● Work to complete
Pick out every line holding the string "ways" and copy it.
▼
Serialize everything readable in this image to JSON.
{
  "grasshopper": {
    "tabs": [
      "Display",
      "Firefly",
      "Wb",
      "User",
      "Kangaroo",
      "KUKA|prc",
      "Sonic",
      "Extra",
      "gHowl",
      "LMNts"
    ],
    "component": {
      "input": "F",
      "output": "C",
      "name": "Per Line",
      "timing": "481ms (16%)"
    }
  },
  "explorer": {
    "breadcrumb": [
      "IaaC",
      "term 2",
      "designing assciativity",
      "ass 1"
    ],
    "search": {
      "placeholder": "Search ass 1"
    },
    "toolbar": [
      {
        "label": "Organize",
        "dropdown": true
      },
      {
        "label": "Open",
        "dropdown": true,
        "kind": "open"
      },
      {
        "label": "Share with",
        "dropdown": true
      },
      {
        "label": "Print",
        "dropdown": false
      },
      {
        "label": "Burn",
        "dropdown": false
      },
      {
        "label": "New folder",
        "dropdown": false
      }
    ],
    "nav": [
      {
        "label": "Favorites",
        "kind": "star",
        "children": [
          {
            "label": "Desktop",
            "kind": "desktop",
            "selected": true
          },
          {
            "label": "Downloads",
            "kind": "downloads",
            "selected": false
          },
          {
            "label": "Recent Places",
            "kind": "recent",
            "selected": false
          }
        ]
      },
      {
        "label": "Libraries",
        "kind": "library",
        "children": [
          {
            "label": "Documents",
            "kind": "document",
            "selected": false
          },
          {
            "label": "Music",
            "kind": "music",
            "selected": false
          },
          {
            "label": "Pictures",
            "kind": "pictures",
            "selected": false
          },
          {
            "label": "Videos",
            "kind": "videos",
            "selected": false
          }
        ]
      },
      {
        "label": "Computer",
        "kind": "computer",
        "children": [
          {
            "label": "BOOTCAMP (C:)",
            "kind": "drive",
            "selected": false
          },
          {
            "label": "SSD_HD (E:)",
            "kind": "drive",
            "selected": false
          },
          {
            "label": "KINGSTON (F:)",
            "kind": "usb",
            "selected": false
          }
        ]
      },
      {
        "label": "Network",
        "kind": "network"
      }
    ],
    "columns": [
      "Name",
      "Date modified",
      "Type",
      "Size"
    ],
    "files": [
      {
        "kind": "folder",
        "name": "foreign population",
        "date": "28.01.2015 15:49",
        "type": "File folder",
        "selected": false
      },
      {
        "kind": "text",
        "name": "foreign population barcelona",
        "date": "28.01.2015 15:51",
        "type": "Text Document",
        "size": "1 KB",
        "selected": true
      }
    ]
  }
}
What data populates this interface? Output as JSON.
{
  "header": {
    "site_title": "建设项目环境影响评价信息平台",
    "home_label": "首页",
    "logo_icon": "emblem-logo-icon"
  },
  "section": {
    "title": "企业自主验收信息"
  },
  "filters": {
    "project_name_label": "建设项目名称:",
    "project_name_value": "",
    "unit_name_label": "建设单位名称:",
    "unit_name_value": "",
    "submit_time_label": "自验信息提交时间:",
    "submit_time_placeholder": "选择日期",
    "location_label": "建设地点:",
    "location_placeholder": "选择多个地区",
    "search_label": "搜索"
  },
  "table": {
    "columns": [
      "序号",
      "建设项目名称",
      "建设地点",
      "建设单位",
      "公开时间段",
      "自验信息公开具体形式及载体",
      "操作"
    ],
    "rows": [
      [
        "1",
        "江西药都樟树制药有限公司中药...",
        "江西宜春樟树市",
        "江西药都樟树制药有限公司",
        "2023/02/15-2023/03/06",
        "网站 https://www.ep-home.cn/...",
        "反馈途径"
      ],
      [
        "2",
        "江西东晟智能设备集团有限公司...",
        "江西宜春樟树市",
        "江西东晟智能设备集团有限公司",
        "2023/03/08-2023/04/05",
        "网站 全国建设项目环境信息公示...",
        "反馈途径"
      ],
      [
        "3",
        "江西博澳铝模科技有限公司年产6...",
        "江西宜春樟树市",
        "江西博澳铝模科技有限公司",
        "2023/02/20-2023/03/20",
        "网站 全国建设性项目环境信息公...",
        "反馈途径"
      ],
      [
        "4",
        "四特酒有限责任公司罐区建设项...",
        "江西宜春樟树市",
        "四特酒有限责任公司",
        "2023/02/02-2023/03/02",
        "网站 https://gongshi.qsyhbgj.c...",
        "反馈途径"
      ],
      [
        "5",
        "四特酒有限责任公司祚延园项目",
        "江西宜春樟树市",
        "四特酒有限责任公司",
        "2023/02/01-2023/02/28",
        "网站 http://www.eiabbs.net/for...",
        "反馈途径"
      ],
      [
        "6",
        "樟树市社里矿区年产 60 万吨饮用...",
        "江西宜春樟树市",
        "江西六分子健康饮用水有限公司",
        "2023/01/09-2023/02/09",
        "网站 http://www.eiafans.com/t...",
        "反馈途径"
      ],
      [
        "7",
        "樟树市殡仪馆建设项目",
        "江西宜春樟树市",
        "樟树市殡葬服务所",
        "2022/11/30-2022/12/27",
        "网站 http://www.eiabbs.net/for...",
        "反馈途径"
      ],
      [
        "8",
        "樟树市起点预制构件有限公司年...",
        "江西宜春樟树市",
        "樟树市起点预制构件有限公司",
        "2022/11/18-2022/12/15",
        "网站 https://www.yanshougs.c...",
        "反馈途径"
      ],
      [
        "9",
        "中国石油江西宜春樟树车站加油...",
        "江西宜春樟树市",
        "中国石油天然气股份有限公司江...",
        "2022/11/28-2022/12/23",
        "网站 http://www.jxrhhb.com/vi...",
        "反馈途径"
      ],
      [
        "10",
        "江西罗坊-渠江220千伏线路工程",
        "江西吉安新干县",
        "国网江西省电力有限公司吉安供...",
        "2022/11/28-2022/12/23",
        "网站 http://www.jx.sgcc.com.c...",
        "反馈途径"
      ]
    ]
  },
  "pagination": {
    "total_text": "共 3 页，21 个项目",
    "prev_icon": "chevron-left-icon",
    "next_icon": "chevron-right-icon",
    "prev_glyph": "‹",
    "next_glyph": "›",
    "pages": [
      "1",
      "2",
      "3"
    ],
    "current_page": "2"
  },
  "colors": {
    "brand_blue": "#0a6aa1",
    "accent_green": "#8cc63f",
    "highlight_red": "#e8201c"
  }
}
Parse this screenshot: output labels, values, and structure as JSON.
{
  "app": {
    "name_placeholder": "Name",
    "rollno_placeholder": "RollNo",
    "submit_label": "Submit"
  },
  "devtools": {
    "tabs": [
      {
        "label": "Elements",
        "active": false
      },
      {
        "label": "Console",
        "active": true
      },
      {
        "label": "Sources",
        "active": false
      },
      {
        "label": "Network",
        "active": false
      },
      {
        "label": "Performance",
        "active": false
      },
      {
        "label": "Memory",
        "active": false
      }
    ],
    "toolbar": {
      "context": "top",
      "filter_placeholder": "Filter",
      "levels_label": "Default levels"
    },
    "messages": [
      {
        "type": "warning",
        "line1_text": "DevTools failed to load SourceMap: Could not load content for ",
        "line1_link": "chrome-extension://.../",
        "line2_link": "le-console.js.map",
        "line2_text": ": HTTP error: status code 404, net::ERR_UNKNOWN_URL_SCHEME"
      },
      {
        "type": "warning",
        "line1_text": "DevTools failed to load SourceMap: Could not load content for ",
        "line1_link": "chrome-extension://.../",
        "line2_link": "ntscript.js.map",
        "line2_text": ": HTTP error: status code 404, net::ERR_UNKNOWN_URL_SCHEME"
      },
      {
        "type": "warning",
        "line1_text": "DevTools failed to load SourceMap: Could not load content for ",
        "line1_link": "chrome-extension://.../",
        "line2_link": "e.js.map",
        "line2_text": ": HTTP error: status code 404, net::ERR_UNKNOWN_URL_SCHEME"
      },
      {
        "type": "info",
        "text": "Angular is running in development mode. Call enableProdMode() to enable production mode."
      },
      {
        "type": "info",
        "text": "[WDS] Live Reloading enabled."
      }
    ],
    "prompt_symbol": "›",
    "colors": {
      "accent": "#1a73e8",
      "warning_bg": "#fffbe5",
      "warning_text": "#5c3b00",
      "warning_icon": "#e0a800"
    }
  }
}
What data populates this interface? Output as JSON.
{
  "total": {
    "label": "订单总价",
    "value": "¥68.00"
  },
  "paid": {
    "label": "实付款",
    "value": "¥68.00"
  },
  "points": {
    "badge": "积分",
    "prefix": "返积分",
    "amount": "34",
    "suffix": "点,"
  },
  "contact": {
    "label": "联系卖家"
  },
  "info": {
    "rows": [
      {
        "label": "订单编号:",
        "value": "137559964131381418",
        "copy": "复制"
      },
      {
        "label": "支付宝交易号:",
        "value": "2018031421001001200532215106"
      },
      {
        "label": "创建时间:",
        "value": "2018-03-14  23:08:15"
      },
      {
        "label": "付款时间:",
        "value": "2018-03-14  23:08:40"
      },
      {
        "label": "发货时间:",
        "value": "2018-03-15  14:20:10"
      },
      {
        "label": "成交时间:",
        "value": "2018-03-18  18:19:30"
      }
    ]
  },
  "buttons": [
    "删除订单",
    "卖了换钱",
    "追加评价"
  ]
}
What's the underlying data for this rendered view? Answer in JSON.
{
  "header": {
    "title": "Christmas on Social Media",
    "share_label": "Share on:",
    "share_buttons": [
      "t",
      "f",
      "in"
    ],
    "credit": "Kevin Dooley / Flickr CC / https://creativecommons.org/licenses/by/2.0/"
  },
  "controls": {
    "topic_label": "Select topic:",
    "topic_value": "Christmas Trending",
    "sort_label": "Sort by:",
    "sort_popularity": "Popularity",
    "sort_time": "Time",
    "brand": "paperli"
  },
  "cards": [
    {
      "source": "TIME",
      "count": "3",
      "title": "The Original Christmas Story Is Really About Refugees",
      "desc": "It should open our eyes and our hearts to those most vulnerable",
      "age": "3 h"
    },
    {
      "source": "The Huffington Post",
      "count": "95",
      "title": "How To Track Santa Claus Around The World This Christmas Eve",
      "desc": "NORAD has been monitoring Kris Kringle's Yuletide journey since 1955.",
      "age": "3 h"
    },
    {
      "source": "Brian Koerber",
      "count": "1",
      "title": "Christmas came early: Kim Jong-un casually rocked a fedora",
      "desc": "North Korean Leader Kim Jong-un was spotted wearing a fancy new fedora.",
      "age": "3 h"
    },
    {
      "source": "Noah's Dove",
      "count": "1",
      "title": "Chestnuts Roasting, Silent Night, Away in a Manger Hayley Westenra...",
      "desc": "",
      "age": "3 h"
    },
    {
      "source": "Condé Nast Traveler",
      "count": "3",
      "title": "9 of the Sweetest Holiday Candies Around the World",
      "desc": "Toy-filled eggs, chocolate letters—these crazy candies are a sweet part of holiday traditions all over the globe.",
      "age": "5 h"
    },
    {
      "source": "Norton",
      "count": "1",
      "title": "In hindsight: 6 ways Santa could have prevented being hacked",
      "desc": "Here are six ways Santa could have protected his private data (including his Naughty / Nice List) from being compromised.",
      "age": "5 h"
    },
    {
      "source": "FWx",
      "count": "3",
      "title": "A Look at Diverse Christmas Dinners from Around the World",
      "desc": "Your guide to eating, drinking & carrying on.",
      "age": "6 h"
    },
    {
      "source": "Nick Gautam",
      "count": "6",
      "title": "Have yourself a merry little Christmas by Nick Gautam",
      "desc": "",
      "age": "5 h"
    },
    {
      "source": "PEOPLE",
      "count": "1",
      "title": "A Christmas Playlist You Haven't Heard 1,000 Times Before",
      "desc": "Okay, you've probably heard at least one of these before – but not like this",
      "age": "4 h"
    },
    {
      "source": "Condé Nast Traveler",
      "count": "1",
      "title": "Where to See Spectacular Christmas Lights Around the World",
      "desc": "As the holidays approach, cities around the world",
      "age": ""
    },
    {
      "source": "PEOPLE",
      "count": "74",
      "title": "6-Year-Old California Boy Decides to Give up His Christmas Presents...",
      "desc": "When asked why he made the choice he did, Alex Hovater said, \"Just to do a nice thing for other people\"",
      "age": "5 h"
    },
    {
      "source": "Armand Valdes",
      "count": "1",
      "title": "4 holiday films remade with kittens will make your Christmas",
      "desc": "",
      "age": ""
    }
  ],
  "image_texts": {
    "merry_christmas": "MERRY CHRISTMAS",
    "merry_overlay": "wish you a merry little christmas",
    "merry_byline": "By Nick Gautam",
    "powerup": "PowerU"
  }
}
▲
● Exercise output
      "title": "In hindsight: 6 ways Santa could have prevented being hacked",
      "desc": "Here are six ways Santa could have protected his private data (including his Naughty / Nice List) from being compromised.",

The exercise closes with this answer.